Objective: Output the entries verbatim, including every line.

Dataset records:

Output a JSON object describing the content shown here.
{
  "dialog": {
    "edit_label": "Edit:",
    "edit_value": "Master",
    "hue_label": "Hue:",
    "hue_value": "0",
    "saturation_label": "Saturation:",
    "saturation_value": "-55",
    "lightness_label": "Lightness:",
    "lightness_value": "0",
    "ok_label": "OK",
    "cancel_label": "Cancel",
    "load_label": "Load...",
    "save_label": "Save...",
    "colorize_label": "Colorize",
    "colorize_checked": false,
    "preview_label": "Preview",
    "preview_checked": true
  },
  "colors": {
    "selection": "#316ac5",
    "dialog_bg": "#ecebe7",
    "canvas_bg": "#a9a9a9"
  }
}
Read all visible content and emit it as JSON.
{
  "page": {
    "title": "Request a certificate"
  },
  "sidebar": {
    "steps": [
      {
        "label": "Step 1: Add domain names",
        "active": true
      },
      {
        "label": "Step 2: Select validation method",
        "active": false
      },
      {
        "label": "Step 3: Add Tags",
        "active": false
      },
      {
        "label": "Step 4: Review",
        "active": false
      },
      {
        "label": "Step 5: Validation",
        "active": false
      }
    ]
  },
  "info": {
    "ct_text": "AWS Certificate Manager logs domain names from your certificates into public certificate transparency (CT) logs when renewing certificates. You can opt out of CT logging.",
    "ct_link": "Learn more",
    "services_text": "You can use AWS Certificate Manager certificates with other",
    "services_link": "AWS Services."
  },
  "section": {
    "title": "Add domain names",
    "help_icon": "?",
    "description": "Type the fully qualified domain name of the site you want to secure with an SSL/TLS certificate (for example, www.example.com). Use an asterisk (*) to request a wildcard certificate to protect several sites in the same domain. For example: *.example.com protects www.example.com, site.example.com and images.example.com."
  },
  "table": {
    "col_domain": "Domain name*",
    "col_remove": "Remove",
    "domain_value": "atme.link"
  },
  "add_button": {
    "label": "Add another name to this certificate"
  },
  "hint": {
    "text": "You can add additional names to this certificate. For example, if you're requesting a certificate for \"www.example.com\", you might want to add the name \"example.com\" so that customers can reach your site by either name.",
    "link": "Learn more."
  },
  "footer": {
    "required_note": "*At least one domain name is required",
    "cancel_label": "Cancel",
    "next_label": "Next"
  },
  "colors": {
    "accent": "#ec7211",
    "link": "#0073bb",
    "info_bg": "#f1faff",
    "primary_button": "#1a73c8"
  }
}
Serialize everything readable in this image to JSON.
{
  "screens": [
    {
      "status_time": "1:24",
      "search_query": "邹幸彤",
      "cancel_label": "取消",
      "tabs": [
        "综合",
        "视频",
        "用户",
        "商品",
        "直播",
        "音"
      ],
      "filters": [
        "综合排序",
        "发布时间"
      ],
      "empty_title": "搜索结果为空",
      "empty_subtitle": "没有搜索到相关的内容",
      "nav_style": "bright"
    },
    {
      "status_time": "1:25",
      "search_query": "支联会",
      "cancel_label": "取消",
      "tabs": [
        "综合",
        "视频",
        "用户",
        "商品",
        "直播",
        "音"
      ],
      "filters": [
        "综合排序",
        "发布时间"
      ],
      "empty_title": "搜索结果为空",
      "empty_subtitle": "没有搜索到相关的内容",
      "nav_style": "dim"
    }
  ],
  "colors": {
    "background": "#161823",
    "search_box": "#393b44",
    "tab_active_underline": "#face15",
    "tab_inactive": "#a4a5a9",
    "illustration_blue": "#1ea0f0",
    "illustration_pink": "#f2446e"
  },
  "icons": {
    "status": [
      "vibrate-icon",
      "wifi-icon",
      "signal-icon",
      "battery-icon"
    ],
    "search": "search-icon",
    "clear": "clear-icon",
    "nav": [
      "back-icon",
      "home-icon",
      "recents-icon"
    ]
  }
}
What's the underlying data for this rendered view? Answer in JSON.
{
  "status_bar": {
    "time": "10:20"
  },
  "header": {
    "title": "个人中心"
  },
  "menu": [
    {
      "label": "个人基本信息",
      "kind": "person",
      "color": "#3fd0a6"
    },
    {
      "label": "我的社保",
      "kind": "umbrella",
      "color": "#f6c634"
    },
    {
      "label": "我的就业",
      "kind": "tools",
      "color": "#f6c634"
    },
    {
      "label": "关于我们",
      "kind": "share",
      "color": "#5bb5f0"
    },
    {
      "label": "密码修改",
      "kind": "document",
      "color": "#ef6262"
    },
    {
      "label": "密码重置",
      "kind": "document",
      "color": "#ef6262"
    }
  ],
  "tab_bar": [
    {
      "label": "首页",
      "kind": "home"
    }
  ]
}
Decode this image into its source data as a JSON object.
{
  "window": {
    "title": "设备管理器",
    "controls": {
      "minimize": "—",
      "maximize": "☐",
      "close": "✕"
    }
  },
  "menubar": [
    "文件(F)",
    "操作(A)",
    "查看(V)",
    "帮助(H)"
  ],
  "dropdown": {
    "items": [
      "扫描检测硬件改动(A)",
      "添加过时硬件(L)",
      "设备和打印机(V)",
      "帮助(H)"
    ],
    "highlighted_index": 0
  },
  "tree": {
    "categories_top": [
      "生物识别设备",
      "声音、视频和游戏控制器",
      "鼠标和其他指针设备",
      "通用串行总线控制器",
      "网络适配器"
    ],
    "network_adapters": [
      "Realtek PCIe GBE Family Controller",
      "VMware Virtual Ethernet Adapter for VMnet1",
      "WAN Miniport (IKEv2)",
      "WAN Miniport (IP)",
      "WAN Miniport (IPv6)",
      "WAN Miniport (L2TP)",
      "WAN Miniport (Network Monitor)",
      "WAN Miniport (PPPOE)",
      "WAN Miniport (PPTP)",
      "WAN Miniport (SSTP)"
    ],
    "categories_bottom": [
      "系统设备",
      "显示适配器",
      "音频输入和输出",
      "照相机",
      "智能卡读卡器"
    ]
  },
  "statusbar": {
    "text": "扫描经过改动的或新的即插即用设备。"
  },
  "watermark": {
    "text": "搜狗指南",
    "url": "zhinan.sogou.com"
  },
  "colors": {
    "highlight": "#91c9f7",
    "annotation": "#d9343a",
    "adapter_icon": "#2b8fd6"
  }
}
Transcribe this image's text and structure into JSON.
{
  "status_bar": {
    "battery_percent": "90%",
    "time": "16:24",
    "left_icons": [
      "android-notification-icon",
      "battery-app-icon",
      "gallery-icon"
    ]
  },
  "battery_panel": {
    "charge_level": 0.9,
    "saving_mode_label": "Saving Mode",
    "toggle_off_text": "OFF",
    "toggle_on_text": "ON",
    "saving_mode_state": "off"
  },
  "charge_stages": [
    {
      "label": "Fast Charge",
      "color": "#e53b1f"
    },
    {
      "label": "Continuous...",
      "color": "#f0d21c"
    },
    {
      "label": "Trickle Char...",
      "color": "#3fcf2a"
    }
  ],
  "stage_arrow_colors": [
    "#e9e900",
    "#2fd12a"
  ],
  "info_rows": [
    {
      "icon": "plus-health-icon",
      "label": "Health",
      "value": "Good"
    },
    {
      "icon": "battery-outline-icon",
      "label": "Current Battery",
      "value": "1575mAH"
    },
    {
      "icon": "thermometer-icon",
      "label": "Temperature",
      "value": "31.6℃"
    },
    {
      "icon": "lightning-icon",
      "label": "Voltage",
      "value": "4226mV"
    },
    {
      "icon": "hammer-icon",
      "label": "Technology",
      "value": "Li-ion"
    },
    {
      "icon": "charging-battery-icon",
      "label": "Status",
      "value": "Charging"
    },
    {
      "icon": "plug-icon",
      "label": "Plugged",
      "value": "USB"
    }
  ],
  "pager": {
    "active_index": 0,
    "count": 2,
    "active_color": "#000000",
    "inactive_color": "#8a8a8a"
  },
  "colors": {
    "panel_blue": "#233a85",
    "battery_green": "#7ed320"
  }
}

Correct output:
Output a JSON object describing the content shown here.
{
  "dialog": {
    "edit_label": "Edit:",
    "edit_value": "Master",
    "hue_label": "Hue:",
    "hue_value": "0",
    "saturation_label": "Saturation:",
    "saturation_value": "-55",
    "lightness_label": "Lightness:",
    "lightness_value": "0",
    "ok_label": "OK",
    "cancel_label": "Cancel",
    "load_label": "Load...",
    "save_label": "Save...",
    "colorize_label": "Colorize",
    "colorize_checked": false,
    "preview_label": "Preview",
    "preview_checked": true
  },
  "colors": {
    "selection": "#316ac5",
    "dialog_bg": "#ecebe7",
    "canvas_bg": "#a9a9a9"
  }
}
Read all visible content and emit it as JSON.
{
  "page": {
    "title": "Request a certificate"
  },
  "sidebar": {
    "steps": [
      {
        "label": "Step 1: Add domain names",
        "active": true
      },
      {
        "label": "Step 2: Select validation method",
        "active": false
      },
      {
        "label": "Step 3: Add Tags",
        "active": false
      },
      {
        "label": "Step 4: Review",
        "active": false
      },
      {
        "label": "Step 5: Validation",
        "active": false
      }
    ]
  },
  "info": {
    "ct_text": "AWS Certificate Manager logs domain names from your certificates into public certificate transparency (CT) logs when renewing certificates. You can opt out of CT logging.",
    "ct_link": "Learn more",
    "services_text": "You can use AWS Certificate Manager certificates with other",
    "services_link": "AWS Services."
  },
  "section": {
    "title": "Add domain names",
    "help_icon": "?",
    "description": "Type the fully qualified domain name of the site you want to secure with an SSL/TLS certificate (for example, www.example.com). Use an asterisk (*) to request a wildcard certificate to protect several sites in the same domain. For example: *.example.com protects www.example.com, site.example.com and images.example.com."
  },
  "table": {
    "col_domain": "Domain name*",
    "col_remove": "Remove",
    "domain_value": "atme.link"
  },
  "add_button": {
    "label": "Add another name to this certificate"
  },
  "hint": {
    "text": "You can add additional names to this certificate. For example, if you're requesting a certificate for \"www.example.com\", you might want to add the name \"example.com\" so that customers can reach your site by either name.",
    "link": "Learn more."
  },
  "footer": {
    "required_note": "*At least one domain name is required",
    "cancel_label": "Cancel",
    "next_label": "Next"
  },
  "colors": {
    "accent": "#ec7211",
    "link": "#0073bb",
    "info_bg": "#f1faff",
    "primary_button": "#1a73c8"
  }
}
Serialize everything readable in this image to JSON.
{
  "screens": [
    {
      "status_time": "1:24",
      "search_query": "邹幸彤",
      "cancel_label": "取消",
      "tabs": [
        "综合",
        "视频",
        "用户",
        "商品",
        "直播",
        "音"
      ],
      "filters": [
        "综合排序",
        "发布时间"
      ],
      "empty_title": "搜索结果为空",
      "empty_subtitle": "没有搜索到相关的内容",
      "nav_style": "bright"
    },
    {
      "status_time": "1:25",
      "search_query": "支联会",
      "cancel_label": "取消",
      "tabs": [
        "综合",
        "视频",
        "用户",
        "商品",
        "直播",
        "音"
      ],
      "filters": [
        "综合排序",
        "发布时间"
      ],
      "empty_title": "搜索结果为空",
      "empty_subtitle": "没有搜索到相关的内容",
      "nav_style": "dim"
    }
  ],
  "colors": {
    "background": "#161823",
    "search_box": "#393b44",
    "tab_active_underline": "#face15",
    "tab_inactive": "#a4a5a9",
    "illustration_blue": "#1ea0f0",
    "illustration_pink": "#f2446e"
  },
  "icons": {
    "status": [
      "vibrate-icon",
      "wifi-icon",
      "signal-icon",
      "battery-icon"
    ],
    "search": "search-icon",
    "clear": "clear-icon",
    "nav": [
      "back-icon",
      "home-icon",
      "recents-icon"
    ]
  }
}
What's the underlying data for this rendered view? Answer in JSON.
{
  "status_bar": {
    "time": "10:20"
  },
  "header": {
    "title": "个人中心"
  },
  "menu": [
    {
      "label": "个人基本信息",
      "kind": "person",
      "color": "#3fd0a6"
    },
    {
      "label": "我的社保",
      "kind": "umbrella",
      "color": "#f6c634"
    },
    {
      "label": "我的就业",
      "kind": "tools",
      "color": "#f6c634"
    },
    {
      "label": "关于我们",
      "kind": "share",
      "color": "#5bb5f0"
    },
    {
      "label": "密码修改",
      "kind": "document",
      "color": "#ef6262"
    },
    {
      "label": "密码重置",
      "kind": "document",
      "color": "#ef6262"
    }
  ],
  "tab_bar": [
    {
      "label": "首页",
      "kind": "home"
    }
  ]
}
Decode this image into its source data as a JSON object.
{
  "window": {
    "title": "设备管理器",
    "controls": {
      "minimize": "—",
      "maximize": "☐",
      "close": "✕"
    }
  },
  "menubar": [
    "文件(F)",
    "操作(A)",
    "查看(V)",
    "帮助(H)"
  ],
  "dropdown": {
    "items": [
      "扫描检测硬件改动(A)",
      "添加过时硬件(L)",
      "设备和打印机(V)",
      "帮助(H)"
    ],
    "highlighted_index": 0
  },
  "tree": {
    "categories_top": [
      "生物识别设备",
      "声音、视频和游戏控制器",
      "鼠标和其他指针设备",
      "通用串行总线控制器",
      "网络适配器"
    ],
    "network_adapters": [
      "Realtek PCIe GBE Family Controller",
      "VMware Virtual Ethernet Adapter for VMnet1",
      "WAN Miniport (IKEv2)",
      "WAN Miniport (IP)",
      "WAN Miniport (IPv6)",
      "WAN Miniport (L2TP)",
      "WAN Miniport (Network Monitor)",
      "WAN Miniport (PPPOE)",
      "WAN Miniport (PPTP)",
      "WAN Miniport (SSTP)"
    ],
    "categories_bottom": [
      "系统设备",
      "显示适配器",
      "音频输入和输出",
      "照相机",
      "智能卡读卡器"
    ]
  },
  "statusbar": {
    "text": "扫描经过改动的或新的即插即用设备。"
  },
  "watermark": {
    "text": "搜狗指南",
    "url": "zhinan.sogou.com"
  },
  "colors": {
    "highlight": "#91c9f7",
    "annotation": "#d9343a",
    "adapter_icon": "#2b8fd6"
  }
}
Transcribe this image's text and structure into JSON.
{
  "status_bar": {
    "battery_percent": "90%",
    "time": "16:24",
    "left_icons": [
      "android-notification-icon",
      "battery-app-icon",
      "gallery-icon"
    ]
  },
  "battery_panel": {
    "charge_level": 0.9,
    "saving_mode_label": "Saving Mode",
    "toggle_off_text": "OFF",
    "toggle_on_text": "ON",
    "saving_mode_state": "off"
  },
  "charge_stages": [
    {
      "label": "Fast Charge",
      "color": "#e53b1f"
    },
    {
      "label": "Continuous...",
      "color": "#f0d21c"
    },
    {
      "label": "Trickle Char...",
      "color": "#3fcf2a"
    }
  ],
  "stage_arrow_colors": [
    "#e9e900",
    "#2fd12a"
  ],
  "info_rows": [
    {
      "icon": "plus-health-icon",
      "label": "Health",
      "value": "Good"
    },
    {
      "icon": "battery-outline-icon",
      "label": "Current Battery",
      "value": "1575mAH"
    },
    {
      "icon": "thermometer-icon",
      "label": "Temperature",
      "value": "31.6℃"
    },
    {
      "icon": "lightning-icon",
      "label": "Voltage",
      "value": "4226mV"
    },
    {
      "icon": "hammer-icon",
      "label": "Technology",
      "value": "Li-ion"
    },
    {
      "icon": "charging-battery-icon",
      "label": "Status",
      "value": "Charging"
    },
    {
      "icon": "plug-icon",
      "label": "Plugged",
      "value": "USB"
    }
  ],
  "pager": {
    "active_index": 0,
    "count": 2,
    "active_color": "#000000",
    "inactive_color": "#8a8a8a"
  },
  "colors": {
    "panel_blue": "#233a85",
    "battery_green": "#7ed320"
  }
}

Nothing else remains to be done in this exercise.